◆ TASK TO COMPLETE ◆
Below are some entries. Output each one exactly as it appears.

Begin

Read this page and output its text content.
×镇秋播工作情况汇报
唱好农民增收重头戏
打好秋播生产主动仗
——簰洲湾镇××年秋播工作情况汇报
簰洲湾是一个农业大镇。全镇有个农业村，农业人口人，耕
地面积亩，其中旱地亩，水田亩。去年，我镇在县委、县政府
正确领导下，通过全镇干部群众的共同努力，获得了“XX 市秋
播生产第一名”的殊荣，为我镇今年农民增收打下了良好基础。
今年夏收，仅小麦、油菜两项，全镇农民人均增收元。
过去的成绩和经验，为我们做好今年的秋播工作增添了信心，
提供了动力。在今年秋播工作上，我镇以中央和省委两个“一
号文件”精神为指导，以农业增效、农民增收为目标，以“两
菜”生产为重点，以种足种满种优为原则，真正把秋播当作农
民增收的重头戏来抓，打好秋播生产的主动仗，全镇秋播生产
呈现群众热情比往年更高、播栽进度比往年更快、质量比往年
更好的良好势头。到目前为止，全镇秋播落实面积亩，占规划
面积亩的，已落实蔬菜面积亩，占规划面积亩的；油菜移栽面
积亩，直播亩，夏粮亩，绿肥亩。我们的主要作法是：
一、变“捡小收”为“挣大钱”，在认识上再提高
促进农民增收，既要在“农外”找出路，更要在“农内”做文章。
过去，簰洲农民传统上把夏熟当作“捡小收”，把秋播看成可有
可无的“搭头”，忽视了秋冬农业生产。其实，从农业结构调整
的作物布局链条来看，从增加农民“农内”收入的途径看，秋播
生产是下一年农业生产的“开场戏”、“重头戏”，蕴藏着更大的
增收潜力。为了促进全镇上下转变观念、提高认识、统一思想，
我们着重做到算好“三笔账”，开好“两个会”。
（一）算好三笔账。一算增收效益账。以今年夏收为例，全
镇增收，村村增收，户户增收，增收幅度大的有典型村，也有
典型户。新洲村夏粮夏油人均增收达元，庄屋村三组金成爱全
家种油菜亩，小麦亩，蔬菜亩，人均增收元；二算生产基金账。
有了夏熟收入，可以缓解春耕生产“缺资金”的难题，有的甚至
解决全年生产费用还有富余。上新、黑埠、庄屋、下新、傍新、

End

◆ REPLY TO THE TASK ◆
Read this page and output its text content.
×镇秋播工作情况汇报
唱好农民增收重头戏
打好秋播生产主动仗
——簰洲湾镇××年秋播工作情况汇报
簰洲湾是一个农业大镇。全镇有个农业村，农业人口人，耕
地面积亩，其中旱地亩，水田亩。去年，我镇在县委、县政府
正确领导下，通过全镇干部群众的共同努力，获得了“XX 市秋
播生产第一名”的殊荣，为我镇今年农民增收打下了良好基础。
今年夏收，仅小麦、油菜两项，全镇农民人均增收元。
过去的成绩和经验，为我们做好今年的秋播工作增添了信心，
提供了动力。在今年秋播工作上，我镇以中央和省委两个“一
号文件”精神为指导，以农业增效、农民增收为目标，以“两
菜”生产为重点，以种足种满种优为原则，真正把秋播当作农
民增收的重头戏来抓，打好秋播生产的主动仗，全镇秋播生产
呈现群众热情比往年更高、播栽进度比往年更快、质量比往年
更好的良好势头。到目前为止，全镇秋播落实面积亩，占规划
面积亩的，已落实蔬菜面积亩，占规划面积亩的；油菜移栽面
积亩，直播亩，夏粮亩，绿肥亩。我们的主要作法是：
一、变“捡小收”为“挣大钱”，在认识上再提高
促进农民增收，既要在“农外”找出路，更要在“农内”做文章。
过去，簰洲农民传统上把夏熟当作“捡小收”，把秋播看成可有
可无的“搭头”，忽视了秋冬农业生产。其实，从农业结构调整
的作物布局链条来看，从增加农民“农内”收入的途径看，秋播
生产是下一年农业生产的“开场戏”、“重头戏”，蕴藏着更大的
增收潜力。为了促进全镇上下转变观念、提高认识、统一思想，
我们着重做到算好“三笔账”，开好“两个会”。
（一）算好三笔账。一算增收效益账。以今年夏收为例，全
镇增收，村村增收，户户增收，增收幅度大的有典型村，也有
典型户。新洲村夏粮夏油人均增收达元，庄屋村三组金成爱全
家种油菜亩，小麦亩，蔬菜亩，人均增收元；二算生产基金账。
有了夏熟收入，可以缓解春耕生产“缺资金”的难题，有的甚至
解决全年生产费用还有富余。上新、黑埠、庄屋、下新、傍新、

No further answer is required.